» **Stated task**: Leave the pictures out. Return all other data exactly.

= = = =

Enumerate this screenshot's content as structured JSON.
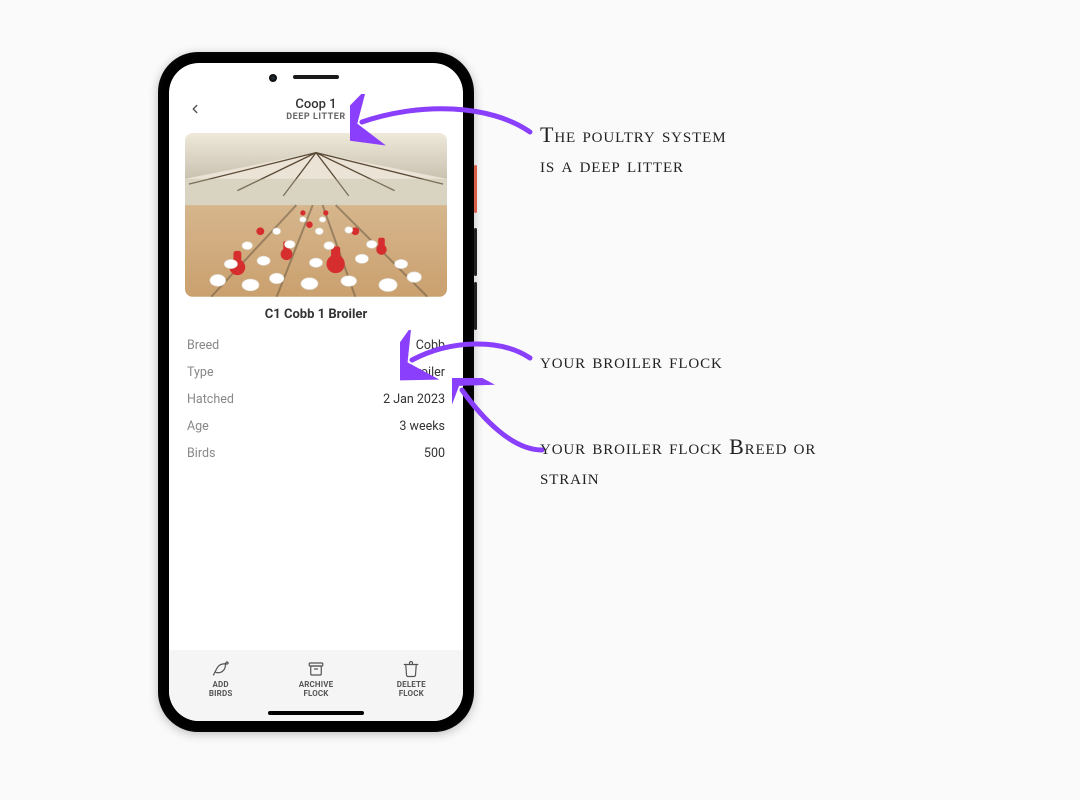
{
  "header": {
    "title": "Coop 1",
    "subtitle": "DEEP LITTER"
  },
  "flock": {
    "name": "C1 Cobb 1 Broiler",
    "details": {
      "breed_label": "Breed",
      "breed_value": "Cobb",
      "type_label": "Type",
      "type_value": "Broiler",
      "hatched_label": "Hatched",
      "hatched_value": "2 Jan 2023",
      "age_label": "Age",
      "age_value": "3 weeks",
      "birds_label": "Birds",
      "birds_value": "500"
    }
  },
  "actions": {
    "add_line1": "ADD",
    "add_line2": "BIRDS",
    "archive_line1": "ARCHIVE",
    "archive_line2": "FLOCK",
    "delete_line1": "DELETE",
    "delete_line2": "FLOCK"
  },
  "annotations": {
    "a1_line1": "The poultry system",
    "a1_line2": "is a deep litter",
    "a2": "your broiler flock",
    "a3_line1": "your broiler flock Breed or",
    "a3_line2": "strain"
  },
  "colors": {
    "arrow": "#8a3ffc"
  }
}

= = = =

» **Result for this task**:
Enumerate this screenshot's content as structured JSON.
{
  "header": {
    "title": "Coop 1",
    "subtitle": "DEEP LITTER"
  },
  "flock": {
    "name": "C1 Cobb 1 Broiler",
    "details": {
      "breed_label": "Breed",
      "breed_value": "Cobb",
      "type_label": "Type",
      "type_value": "Broiler",
      "hatched_label": "Hatched",
      "hatched_value": "2 Jan 2023",
      "age_label": "Age",
      "age_value": "3 weeks",
      "birds_label": "Birds",
      "birds_value": "500"
    }
  },
  "actions": {
    "add_line1": "ADD",
    "add_line2": "BIRDS",
    "archive_line1": "ARCHIVE",
    "archive_line2": "FLOCK",
    "delete_line1": "DELETE",
    "delete_line2": "FLOCK"
  },
  "annotations": {
    "a1_line1": "The poultry system",
    "a1_line2": "is a deep litter",
    "a2": "your broiler flock",
    "a3_line1": "your broiler flock Breed or",
    "a3_line2": "strain"
  },
  "colors": {
    "arrow": "#8a3ffc"
  }
}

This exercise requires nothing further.